Dalam konteks sosial, perubahan yang dimaksud dapat berupa peningkatan kepedulian terhadap sesama, kejujuran dalam bekerja, keterlibatan aktif dalam kegiatan keagamaan dan sosial kemasyarakatan, serta menjauhi perilaku-perilaku yang merusak seperti korupsi, fitnah, egoisme, dan arogansi. Jamaah haji idealnya menjadi teladan (uswah hasanah) bagi lingkungan sekitar, baik dalam sikap, tutur kata, maupun kontribusinya dalam kehidupan sosial.
Hijrah sosial pasca haji juga mencerminkan makna “kemabruran” dalam ibadah haji. Dalam hadis yang diriwayatkan oleh Imam Bukhari dan Muslim, Rasulullah SAW bersabda:
“Haji mabrur tidak ada balasan lain kecuali surga.”
(HR. Bukhari dan Muslim)
Para ulama menafsirkan bahwa haji mabrur adalah haji yang diterima oleh Allah karena dilaksanakan dengan niat yang benar, sesuai syariat, dan membuahkan perubahan positif dalam kehidupan setelah haji, baik dalam ibadah, akhlak, maupun kontribusi sosial. Artinya, kemabruran bukan hanya tentang selesai menunaikan rukun dan wajib haji, tetapi tentang bagaimana ibadah itu memengaruhi sikap dan tindakan jamaah di tengah masyarakat.

INSTRUKSI 1:
Jawablah pertanyaan berikut berdasarkan kutipan dokumen tentang haji mabrur.
(a) Perilaku merusak apa saja yang disebut perlu dijauhi?
(b) Siapa yang meriwayatkan hadis tentang haji mabrur?
(c) Menurut tafsiran para ulama, dalam hal apa saja perubahan positif setelah haji diwujudkan?

DATA YANG DIBERIKAN:
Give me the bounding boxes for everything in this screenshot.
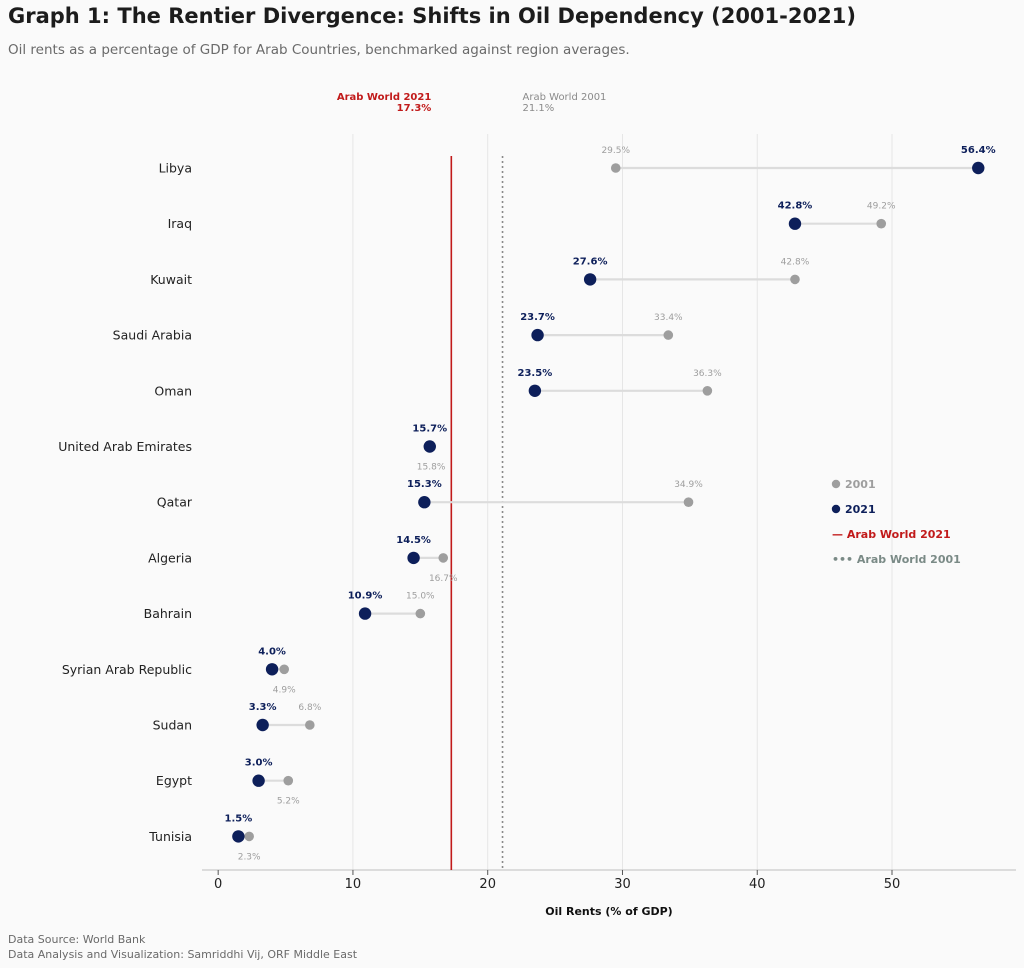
value-label-2021: 23.7% (520, 312, 555, 323)
legend-label-2021: 2021 (845, 503, 876, 516)
value-label-2001: 16.7% (429, 574, 458, 584)
x-tick-label-40: 40 (749, 877, 766, 892)
x-tick-label-0: 0 (214, 877, 222, 892)
value-label-2001: 4.9% (273, 685, 296, 695)
point-2021 (418, 496, 431, 509)
value-label-2021: 15.3% (407, 479, 442, 490)
legend-marker-2021 (831, 504, 841, 514)
value-label-2021: 1.5% (225, 813, 253, 824)
point-2001 (438, 553, 449, 563)
point-2001 (279, 664, 290, 675)
arab-world-2001-label: Arab World 2001 (523, 92, 607, 103)
category-label: Bahrain (144, 606, 192, 621)
chart-subtitle: Oil rents as a percentage of GDP for Ara… (8, 42, 630, 58)
point-2021 (788, 217, 802, 230)
point-2021 (265, 663, 279, 676)
point-2001 (790, 274, 800, 285)
point-2001 (305, 720, 315, 730)
category-label: Saudi Arabia (113, 328, 192, 343)
value-label-2001: 36.3% (693, 369, 722, 379)
point-2021 (531, 328, 544, 342)
value-label-2021: 3.0% (245, 758, 273, 769)
point-2001 (415, 608, 426, 619)
value-label-2021: 23.5% (518, 368, 553, 379)
value-label-2001: 33.4% (654, 313, 683, 323)
value-label-2001: 5.2% (277, 797, 300, 807)
point-2001 (876, 218, 887, 229)
x-tick-label-20: 20 (479, 877, 496, 892)
arab-world-2021-label: Arab World 2021 (337, 92, 431, 103)
value-label-2021: 4.0% (258, 646, 286, 657)
value-label-2001: 15.0% (406, 592, 435, 602)
arab-world-2021-value: 17.3% (397, 103, 432, 114)
value-label-2001: 15.8% (417, 463, 446, 473)
point-2021 (252, 774, 265, 787)
value-label-2001: 6.8% (298, 703, 321, 713)
point-2001 (610, 163, 621, 173)
value-label-2021: 56.4% (961, 145, 996, 156)
value-label-2001: 49.2% (867, 202, 896, 212)
point-2021 (423, 440, 436, 453)
chart-title: Graph 1: The Rentier Divergence: Shifts … (8, 4, 856, 28)
legend-arab-world-2001: ••• Arab World 2001 (832, 553, 961, 566)
category-label: Sudan (153, 718, 192, 733)
category-label: Libya (159, 161, 192, 176)
x-tick-label-50: 50 (884, 877, 901, 892)
x-axis-label: Oil Rents (% of GDP) (545, 905, 672, 918)
x-tick-label-30: 30 (614, 877, 631, 892)
legend-label-2001: 2001 (845, 478, 876, 491)
value-label-2001: 2.3% (238, 852, 261, 862)
analysis-credit: Data Analysis and Visualization: Samridd… (8, 948, 358, 961)
category-label: Egypt (156, 773, 192, 788)
point-2001 (683, 497, 694, 508)
x-tick-label-10: 10 (345, 877, 362, 892)
value-label-2021: 14.5% (396, 535, 431, 546)
category-label: United Arab Emirates (58, 439, 192, 454)
point-2001 (244, 831, 254, 842)
point-2021 (407, 551, 420, 565)
value-label-2001: 29.5% (601, 146, 630, 156)
category-label: Iraq (168, 216, 192, 231)
value-label-2021: 27.6% (573, 256, 608, 267)
category-label: Kuwait (150, 272, 192, 287)
point-2021 (972, 161, 985, 175)
category-label: Algeria (148, 550, 192, 565)
point-2001 (702, 386, 713, 396)
point-2001 (663, 330, 674, 340)
point-2001 (283, 775, 294, 786)
point-2021 (232, 830, 245, 843)
value-label-2021: 42.8% (778, 201, 813, 212)
point-2021 (583, 273, 597, 286)
category-label: Qatar (157, 495, 193, 510)
point-2021 (256, 718, 269, 732)
arab-world-2001-value: 21.1% (523, 103, 555, 114)
point-2021 (358, 607, 372, 620)
value-label-2021: 10.9% (348, 591, 383, 602)
data-source: Data Source: World Bank (8, 933, 146, 946)
category-label: Tunisia (148, 829, 192, 844)
legend-marker-2001 (831, 479, 841, 489)
point-2021 (528, 384, 542, 397)
value-label-2001: 42.8% (781, 257, 810, 267)
value-label-2001: 34.9% (674, 480, 703, 490)
category-label: Syrian Arab Republic (62, 662, 192, 677)
legend-arab-world-2021: — Arab World 2021 (832, 528, 951, 541)
category-label: Oman (154, 383, 192, 398)
value-label-2021: 15.7% (412, 424, 447, 435)
value-label-2021: 3.3% (249, 702, 277, 713)
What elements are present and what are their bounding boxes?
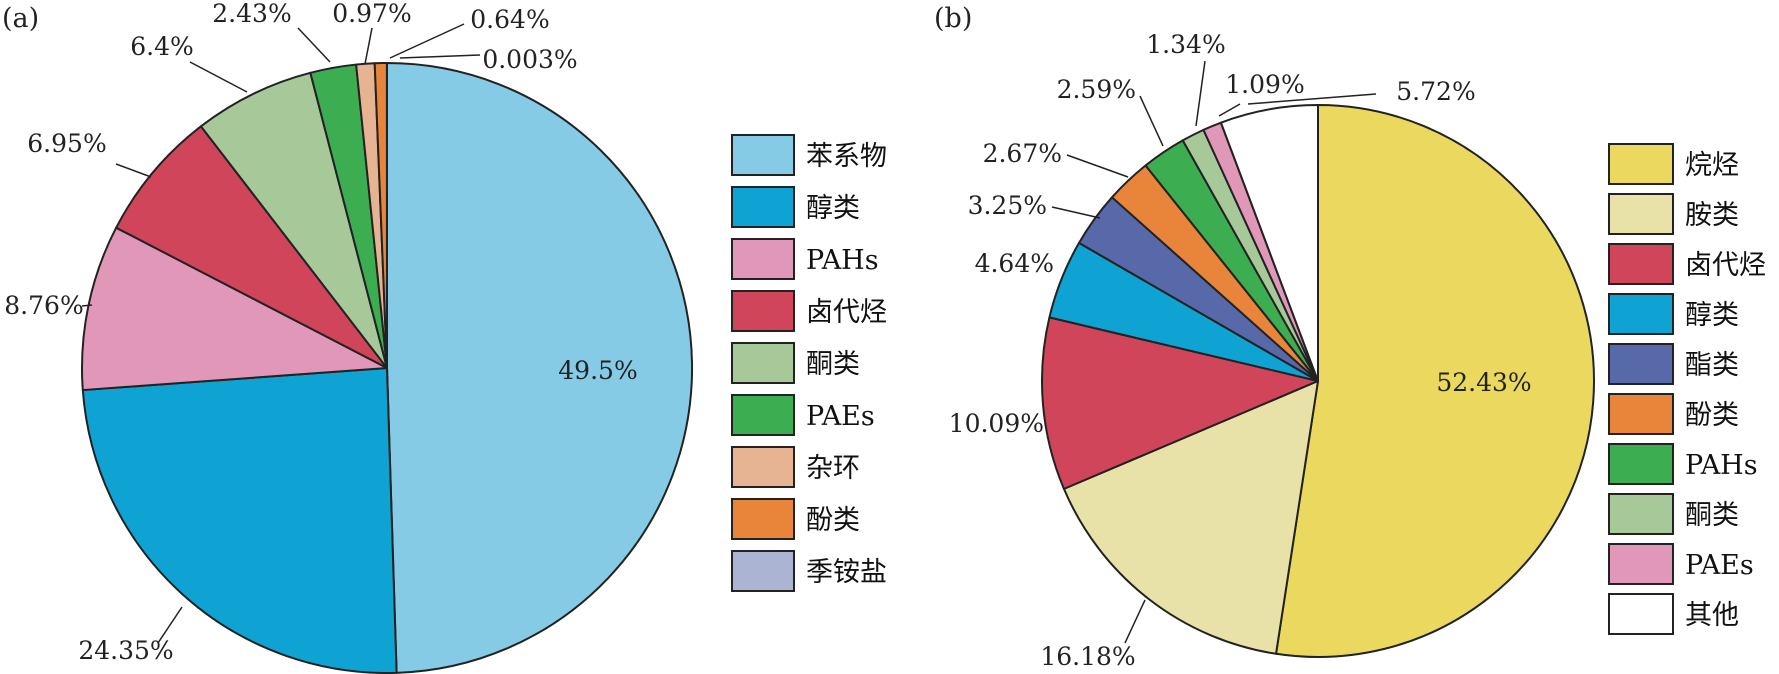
leader-line [81, 304, 93, 307]
data-label: 6.4% [130, 32, 194, 61]
leader-line [115, 163, 152, 178]
legend-swatch [1608, 143, 1674, 185]
data-label: 4.64% [975, 249, 1054, 278]
leader-line [1195, 60, 1206, 127]
legend-label: 酮类 [1685, 500, 1739, 531]
legend-swatch [731, 394, 795, 436]
legend-label: PAEs [1685, 550, 1754, 581]
leader-line [1124, 599, 1146, 644]
legend-swatch [1608, 593, 1674, 635]
data-label: 0.003% [482, 45, 577, 74]
legend-swatch [1608, 443, 1674, 485]
legend-label: 苯系物 [806, 141, 887, 172]
legend-swatch [731, 290, 795, 332]
legend-swatch [731, 550, 795, 592]
leader-line [364, 27, 373, 65]
data-label: 52.43% [1436, 368, 1531, 397]
leader-line [297, 27, 331, 63]
data-label: 3.25% [968, 191, 1047, 220]
legend-label: 杂环 [806, 453, 860, 484]
leader-line [189, 61, 248, 93]
legend-swatch [1608, 343, 1674, 385]
legend-label: 酚类 [806, 505, 860, 536]
pie-chart-b: (b) 52.43% 16.18% 10.09% 4.64% 3.25% 2.67% 2.59… [934, 3, 1766, 671]
leader-line [157, 606, 183, 644]
legend-label: 酮类 [806, 349, 860, 380]
leader-line [1066, 154, 1129, 178]
legend-swatch [1608, 543, 1674, 585]
legend-label: 胺类 [1685, 200, 1739, 231]
legend-label: 酚类 [1685, 400, 1739, 431]
leader-line [399, 54, 481, 59]
leader-line [1051, 206, 1101, 219]
pie-slice [1219, 104, 1319, 382]
leader-line [1139, 95, 1164, 147]
data-label: 6.95% [27, 129, 106, 158]
leader-line [389, 23, 465, 59]
legend-label: 烷烃 [1685, 150, 1739, 181]
pie-slice [115, 125, 388, 369]
data-label: 0.97% [332, 0, 411, 28]
legend-swatch [1608, 193, 1674, 235]
pie-slice [81, 367, 398, 674]
pie-slice [386, 62, 694, 674]
pie-chart-a: (a) 49.5% 24.35% 8.76% 6.95% 6.4% 2.43% 0.97% 0.… [2, 0, 887, 674]
data-label: 2.43% [212, 0, 291, 28]
panel-label: (b) [934, 3, 972, 34]
pie-slice [1062, 380, 1319, 655]
data-label: 24.35% [78, 636, 173, 665]
legend-label: PAHs [806, 245, 879, 276]
pie-slice [1041, 316, 1319, 490]
legend-swatch [1608, 493, 1674, 535]
legend-label: 其他 [1685, 600, 1739, 631]
panel-label: (a) [2, 3, 39, 34]
legend-swatch [731, 134, 795, 176]
legend-label: 季铵盐 [806, 557, 887, 588]
legend-label: 醇类 [806, 193, 860, 224]
legend-swatch [731, 238, 795, 280]
data-label: 2.67% [983, 139, 1062, 168]
leader-line [1218, 103, 1241, 117]
data-label: 1.09% [1225, 70, 1304, 99]
legend-label: 酯类 [1685, 350, 1739, 381]
data-label: 8.76% [4, 291, 83, 320]
data-label: 2.59% [1057, 75, 1136, 104]
pie-slice [1275, 104, 1595, 658]
legend-label: 醇类 [1685, 300, 1739, 331]
leader-line [1247, 93, 1377, 105]
legend-label: 卤代烃 [1685, 250, 1766, 281]
legend-label: PAEs [806, 401, 875, 432]
legend-swatch [731, 446, 795, 488]
legend-swatch [1608, 293, 1674, 335]
data-label: 0.64% [470, 5, 549, 34]
data-label: 16.18% [1040, 642, 1135, 671]
data-label: 49.5% [558, 356, 637, 385]
legend-swatch [1608, 243, 1674, 285]
data-label: 10.09% [949, 409, 1044, 438]
pie-slice [199, 71, 388, 369]
legend-swatch [731, 342, 795, 384]
legend-swatch [731, 186, 795, 228]
legend-label: PAHs [1685, 450, 1758, 481]
data-label: 5.72% [1396, 77, 1475, 106]
data-label: 1.34% [1146, 30, 1225, 59]
pie-slice [81, 226, 388, 392]
legend-label: 卤代烃 [806, 297, 887, 328]
legend-swatch [1608, 393, 1674, 435]
legend-swatch [731, 498, 795, 540]
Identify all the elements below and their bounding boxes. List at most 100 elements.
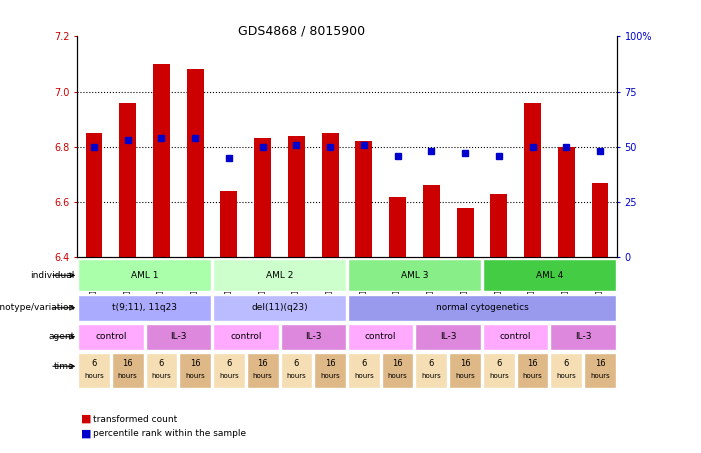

INSTRUKSI 2: Masukkan ke dalam daftar bernomor semua baris entri, mulai dari baris yang memuat "leader-line [81, 304, 93, 307]" hingga baris yang memuat "pie-slice [1062, 380, 1319, 655]", termasuk kedua baris itu. Jangan sertakan baris kosong.

JAWABAN TUGAS 1:
(a) Korupsi, fitnah, egoisme, dan arogansi.
(b) Imam Bukhari dan Muslim.
(c) Dalam ibadah, akhlak, dan kontribusi sosial.

JAWABAN TUGAS 2:
1. leader-line [81, 304, 93, 307]
2. data-label: 6.4% [130, 32, 194, 61]
3. leader-line [115, 163, 152, 178]
4. legend-swatch [1608, 143, 1674, 185]
5. data-label: 4.64% [975, 249, 1054, 278]
6. leader-line [1195, 60, 1206, 127]
7. legend-label: 酮类 [1685, 500, 1739, 531]
8. legend-swatch [731, 394, 795, 436]
9. legend-label: PAEs [1685, 550, 1754, 581]
10. leader-line [1124, 599, 1146, 644]
11. legend-swatch [1608, 593, 1674, 635]
12. data-label: 0.003% [482, 45, 577, 74]
13. legend-swatch [1608, 443, 1674, 485]
14. legend-label: 苯系物 [806, 141, 887, 172]
15. legend-swatch [731, 290, 795, 332]
16. legend-swatch [731, 550, 795, 592]
17. leader-line [364, 27, 373, 65]
18. data-label: 52.43% [1436, 368, 1531, 397]
19. leader-line [297, 27, 331, 63]
20. data-label: 3.25% [968, 191, 1047, 220]
21. legend-label: 杂环 [806, 453, 860, 484]
22. leader-line [189, 61, 248, 93]
23. legend-swatch [1608, 343, 1674, 385]
24. legend-label: 酚类 [806, 505, 860, 536]
25. pie-chart-b: (b) 52.43% 16.18% 10.09% 4.64% 3.25% 2.67% 2.59… [934, 3, 1766, 671]
26. leader-line [157, 606, 183, 644]
27. legend-label: 酮类 [806, 349, 860, 380]
28. leader-line [1066, 154, 1129, 178]
29. legend-swatch [1608, 543, 1674, 585]
30. legend-label: 胺类 [1685, 200, 1739, 231]
31. legend-label: 酚类 [1685, 400, 1739, 431]
32. leader-line [399, 54, 481, 59]
33. leader-line [1051, 206, 1101, 219]
34. pie-slice [1219, 104, 1319, 382]
35. leader-line [1139, 95, 1164, 147]
36. data-label: 6.95% [27, 129, 106, 158]
37. leader-line [389, 23, 465, 59]
38. legend-label: 烷烃 [1685, 150, 1739, 181]
39. pie-slice [115, 125, 388, 369]
40. data-label: 0.97% [332, 0, 411, 28]
41. legend-swatch [1608, 193, 1674, 235]
42. pie-slice [81, 367, 398, 674]
43. pie-slice [386, 62, 694, 674]
44. pie-chart-a: (a) 49.5% 24.35% 8.76% 6.95% 6.4% 2.43% 0.97% 0.… [2, 0, 887, 674]
45. data-label: 2.43% [212, 0, 291, 28]
46. panel-label: (b) [934, 3, 972, 34]
47. pie-slice [1062, 380, 1319, 655]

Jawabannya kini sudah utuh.